> [Exercise directions] Copy out, exactly as given, every line from the line with "Transcribe the text in this document." to the end of the listing, both of those lines included.

*** Given records ***

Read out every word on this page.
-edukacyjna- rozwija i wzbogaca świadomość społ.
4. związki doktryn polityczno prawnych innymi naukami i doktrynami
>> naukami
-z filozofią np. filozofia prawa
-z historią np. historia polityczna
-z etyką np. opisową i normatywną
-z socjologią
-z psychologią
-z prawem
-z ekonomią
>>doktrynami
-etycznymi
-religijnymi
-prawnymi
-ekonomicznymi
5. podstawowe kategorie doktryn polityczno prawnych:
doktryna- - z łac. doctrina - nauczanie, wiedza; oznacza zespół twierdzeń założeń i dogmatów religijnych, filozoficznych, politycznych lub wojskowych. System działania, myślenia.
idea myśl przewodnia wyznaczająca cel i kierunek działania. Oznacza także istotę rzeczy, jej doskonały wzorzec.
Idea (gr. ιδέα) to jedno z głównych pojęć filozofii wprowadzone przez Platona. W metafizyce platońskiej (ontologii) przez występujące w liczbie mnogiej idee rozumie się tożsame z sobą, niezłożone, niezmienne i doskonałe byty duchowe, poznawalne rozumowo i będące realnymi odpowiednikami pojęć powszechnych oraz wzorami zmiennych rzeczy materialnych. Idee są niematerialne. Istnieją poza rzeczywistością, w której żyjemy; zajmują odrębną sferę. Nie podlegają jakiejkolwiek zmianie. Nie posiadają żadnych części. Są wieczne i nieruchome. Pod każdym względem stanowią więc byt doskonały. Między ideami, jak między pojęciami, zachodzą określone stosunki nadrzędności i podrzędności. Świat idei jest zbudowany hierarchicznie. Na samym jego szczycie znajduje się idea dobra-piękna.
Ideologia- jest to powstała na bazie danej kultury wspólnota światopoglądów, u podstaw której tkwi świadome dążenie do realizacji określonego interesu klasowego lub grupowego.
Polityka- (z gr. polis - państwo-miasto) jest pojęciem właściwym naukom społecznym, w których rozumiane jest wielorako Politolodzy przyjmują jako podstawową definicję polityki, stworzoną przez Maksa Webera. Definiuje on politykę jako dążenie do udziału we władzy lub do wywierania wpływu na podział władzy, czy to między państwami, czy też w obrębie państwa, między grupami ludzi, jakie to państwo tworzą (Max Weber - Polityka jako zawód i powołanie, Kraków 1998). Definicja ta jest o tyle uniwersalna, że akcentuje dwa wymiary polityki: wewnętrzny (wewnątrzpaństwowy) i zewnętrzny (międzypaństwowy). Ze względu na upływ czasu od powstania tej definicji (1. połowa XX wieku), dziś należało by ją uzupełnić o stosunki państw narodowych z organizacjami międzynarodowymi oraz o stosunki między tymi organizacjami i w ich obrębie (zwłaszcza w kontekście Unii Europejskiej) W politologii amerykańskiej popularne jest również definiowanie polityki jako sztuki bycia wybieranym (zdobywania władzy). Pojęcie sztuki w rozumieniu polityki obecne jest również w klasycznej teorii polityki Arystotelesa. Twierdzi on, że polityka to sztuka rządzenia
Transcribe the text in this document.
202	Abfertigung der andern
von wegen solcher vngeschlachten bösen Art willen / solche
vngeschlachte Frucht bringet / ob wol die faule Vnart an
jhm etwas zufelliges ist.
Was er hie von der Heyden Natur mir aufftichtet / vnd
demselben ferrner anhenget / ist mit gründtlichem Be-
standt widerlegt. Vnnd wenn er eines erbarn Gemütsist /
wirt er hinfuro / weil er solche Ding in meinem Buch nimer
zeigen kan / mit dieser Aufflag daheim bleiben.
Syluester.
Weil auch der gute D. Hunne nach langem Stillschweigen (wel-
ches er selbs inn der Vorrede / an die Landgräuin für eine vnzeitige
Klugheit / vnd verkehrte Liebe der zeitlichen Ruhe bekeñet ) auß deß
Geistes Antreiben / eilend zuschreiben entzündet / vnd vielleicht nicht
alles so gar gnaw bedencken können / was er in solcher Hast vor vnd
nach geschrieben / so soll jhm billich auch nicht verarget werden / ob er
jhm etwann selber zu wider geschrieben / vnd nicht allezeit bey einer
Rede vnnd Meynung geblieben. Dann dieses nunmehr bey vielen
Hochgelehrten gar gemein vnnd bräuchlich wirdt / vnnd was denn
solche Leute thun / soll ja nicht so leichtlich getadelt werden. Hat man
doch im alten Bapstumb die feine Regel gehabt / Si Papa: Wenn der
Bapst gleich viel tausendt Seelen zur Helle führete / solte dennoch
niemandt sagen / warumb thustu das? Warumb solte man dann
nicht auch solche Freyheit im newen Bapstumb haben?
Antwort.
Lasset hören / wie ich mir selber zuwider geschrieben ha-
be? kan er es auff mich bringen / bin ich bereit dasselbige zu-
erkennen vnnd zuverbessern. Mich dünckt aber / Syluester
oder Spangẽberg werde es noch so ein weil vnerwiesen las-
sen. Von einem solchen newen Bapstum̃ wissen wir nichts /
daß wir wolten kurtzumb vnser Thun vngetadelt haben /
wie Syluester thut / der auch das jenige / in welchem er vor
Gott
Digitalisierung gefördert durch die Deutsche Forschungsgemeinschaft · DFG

***

> [Finished answer]
Transcribe the text in this document.
202	Abfertigung der andern
von wegen solcher vngeschlachten bösen Art willen / solche
vngeschlachte Frucht bringet / ob wol die faule Vnart an
jhm etwas zufelliges ist.
Was er hie von der Heyden Natur mir aufftichtet / vnd
demselben ferrner anhenget / ist mit gründtlichem Be-
standt widerlegt. Vnnd wenn er eines erbarn Gemütsist /
wirt er hinfuro / weil er solche Ding in meinem Buch nimer
zeigen kan / mit dieser Aufflag daheim bleiben.
Syluester.
Weil auch der gute D. Hunne nach langem Stillschweigen (wel-
ches er selbs inn der Vorrede / an die Landgräuin für eine vnzeitige
Klugheit / vnd verkehrte Liebe der zeitlichen Ruhe bekeñet ) auß deß
Geistes Antreiben / eilend zuschreiben entzündet / vnd vielleicht nicht
alles so gar gnaw bedencken können / was er in solcher Hast vor vnd
nach geschrieben / so soll jhm billich auch nicht verarget werden / ob er
jhm etwann selber zu wider geschrieben / vnd nicht allezeit bey einer
Rede vnnd Meynung geblieben. Dann dieses nunmehr bey vielen
Hochgelehrten gar gemein vnnd bräuchlich wirdt / vnnd was denn
solche Leute thun / soll ja nicht so leichtlich getadelt werden. Hat man
doch im alten Bapstumb die feine Regel gehabt / Si Papa: Wenn der
Bapst gleich viel tausendt Seelen zur Helle führete / solte dennoch
niemandt sagen / warumb thustu das? Warumb solte man dann
nicht auch solche Freyheit im newen Bapstumb haben?
Antwort.
Lasset hören / wie ich mir selber zuwider geschrieben ha-
be? kan er es auff mich bringen / bin ich bereit dasselbige zu-
erkennen vnnd zuverbessern. Mich dünckt aber / Syluester
oder Spangẽberg werde es noch so ein weil vnerwiesen las-
sen. Von einem solchen newen Bapstum̃ wissen wir nichts /
daß wir wolten kurtzumb vnser Thun vngetadelt haben /
wie Syluester thut / der auch das jenige / in welchem er vor
Gott
Digitalisierung gefördert durch die Deutsche Forschungsgemeinschaft · DFG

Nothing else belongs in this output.